Directive: Lift out each line of the data that holds "MAIN".

**** Working data

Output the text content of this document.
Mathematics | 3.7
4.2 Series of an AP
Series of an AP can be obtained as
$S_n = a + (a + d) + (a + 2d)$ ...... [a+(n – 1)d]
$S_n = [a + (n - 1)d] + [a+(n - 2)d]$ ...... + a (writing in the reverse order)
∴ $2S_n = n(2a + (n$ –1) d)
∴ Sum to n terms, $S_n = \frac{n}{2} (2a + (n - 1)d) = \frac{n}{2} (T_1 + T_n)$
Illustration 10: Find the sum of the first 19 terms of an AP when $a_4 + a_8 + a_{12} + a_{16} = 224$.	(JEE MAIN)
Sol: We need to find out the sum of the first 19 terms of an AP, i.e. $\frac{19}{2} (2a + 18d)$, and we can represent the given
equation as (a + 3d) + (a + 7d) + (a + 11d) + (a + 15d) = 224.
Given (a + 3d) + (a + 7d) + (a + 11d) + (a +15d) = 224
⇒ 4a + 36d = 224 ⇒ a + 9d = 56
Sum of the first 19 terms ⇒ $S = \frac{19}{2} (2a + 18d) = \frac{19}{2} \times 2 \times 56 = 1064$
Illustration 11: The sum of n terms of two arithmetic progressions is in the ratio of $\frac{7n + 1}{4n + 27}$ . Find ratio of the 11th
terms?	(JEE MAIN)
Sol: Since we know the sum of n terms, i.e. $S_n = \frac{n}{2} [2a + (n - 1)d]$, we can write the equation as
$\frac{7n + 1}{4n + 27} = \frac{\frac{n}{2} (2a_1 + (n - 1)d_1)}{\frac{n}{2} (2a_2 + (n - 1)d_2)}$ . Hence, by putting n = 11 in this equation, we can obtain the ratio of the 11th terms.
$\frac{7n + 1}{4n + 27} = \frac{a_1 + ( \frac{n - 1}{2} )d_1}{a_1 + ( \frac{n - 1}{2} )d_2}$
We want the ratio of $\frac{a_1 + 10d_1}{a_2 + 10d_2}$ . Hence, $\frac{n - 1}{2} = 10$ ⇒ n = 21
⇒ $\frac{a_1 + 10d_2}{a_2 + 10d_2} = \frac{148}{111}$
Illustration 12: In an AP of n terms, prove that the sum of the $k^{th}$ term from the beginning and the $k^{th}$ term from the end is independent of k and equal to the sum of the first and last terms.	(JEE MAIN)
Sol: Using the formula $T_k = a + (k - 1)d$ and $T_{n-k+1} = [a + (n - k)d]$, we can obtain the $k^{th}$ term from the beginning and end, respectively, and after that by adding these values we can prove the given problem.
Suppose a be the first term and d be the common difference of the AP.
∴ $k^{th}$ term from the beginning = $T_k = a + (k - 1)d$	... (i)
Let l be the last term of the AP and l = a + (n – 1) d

********

Finished task:
Illustration 10: Find the sum of the first 19 terms of an AP when $a_4 + a_8 + a_{12} + a_{16} = 224$.	(JEE MAIN)
terms?	(JEE MAIN)
Illustration 12: In an AP of n terms, prove that the sum of the $k^{th}$ term from the beginning and the $k^{th}$ term from the end is independent of k and equal to the sum of the first and last terms.	(JEE MAIN)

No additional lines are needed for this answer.